### WHAT IS ASKED:
Search the records that follow and extract every line containing the string "United".

Figure contents as structured data
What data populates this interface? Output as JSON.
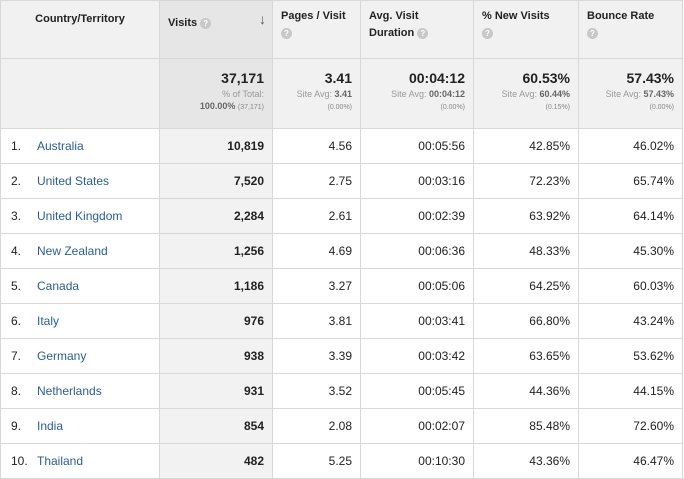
{
  "headers": {
    "country": "Country/Territory",
    "visits": "Visits",
    "pages": "Pages / Visit",
    "duration_line1": "Avg. Visit",
    "duration_line2": "Duration",
    "new": "% New Visits",
    "bounce": "Bounce Rate",
    "help": "?",
    "sort": "↓"
  },
  "totals": {
    "visits": "37,171",
    "visits_sub1": "% of Total:",
    "visits_sub2": "100.00%",
    "visits_sub3": "(37,171)",
    "pages": "3.41",
    "pages_sub1": "Site Avg:",
    "pages_sub2": "3.41",
    "pages_sub3": "(0.00%)",
    "duration": "00:04:12",
    "duration_sub1": "Site Avg:",
    "duration_sub2": "00:04:12",
    "duration_sub3": "(0.00%)",
    "new": "60.53%",
    "new_sub1": "Site Avg:",
    "new_sub2": "60.44%",
    "new_sub3": "(0.15%)",
    "bounce": "57.43%",
    "bounce_sub1": "Site Avg:",
    "bounce_sub2": "57.43%",
    "bounce_sub3": "(0.00%)"
  },
  "rows": [
    {
      "idx": "1.",
      "country": "Australia",
      "visits": "10,819",
      "pages": "4.56",
      "duration": "00:05:56",
      "new": "42.85%",
      "bounce": "46.02%"
    },
    {
      "idx": "2.",
      "country": "United States",
      "visits": "7,520",
      "pages": "2.75",
      "duration": "00:03:16",
      "new": "72.23%",
      "bounce": "65.74%"
    },
    {
      "idx": "3.",
      "country": "United Kingdom",
      "visits": "2,284",
      "pages": "2.61",
      "duration": "00:02:39",
      "new": "63.92%",
      "bounce": "64.14%"
    },
    {
      "idx": "4.",
      "country": "New Zealand",
      "visits": "1,256",
      "pages": "4.69",
      "duration": "00:06:36",
      "new": "48.33%",
      "bounce": "45.30%"
    },
    {
      "idx": "5.",
      "country": "Canada",
      "visits": "1,186",
      "pages": "3.27",
      "duration": "00:05:06",
      "new": "64.25%",
      "bounce": "60.03%"
    },
    {
      "idx": "6.",
      "country": "Italy",
      "visits": "976",
      "pages": "3.81",
      "duration": "00:03:41",
      "new": "66.80%",
      "bounce": "43.24%"
    },
    {
      "idx": "7.",
      "country": "Germany",
      "visits": "938",
      "pages": "3.39",
      "duration": "00:03:42",
      "new": "63.65%",
      "bounce": "53.62%"
    },
    {
      "idx": "8.",
      "country": "Netherlands",
      "visits": "931",
      "pages": "3.52",
      "duration": "00:05:45",
      "new": "44.36%",
      "bounce": "44.15%"
    },
    {
      "idx": "9.",
      "country": "India",
      "visits": "854",
      "pages": "2.08",
      "duration": "00:02:07",
      "new": "85.48%",
      "bounce": "72.60%"
    },
    {
      "idx": "10.",
      "country": "Thailand",
      "visits": "482",
      "pages": "5.25",
      "duration": "00:10:30",
      "new": "43.36%",
      "bounce": "46.47%"
    }
  ]
}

### FINISHED ANSWER:
      "country": "United States",
      "country": "United Kingdom",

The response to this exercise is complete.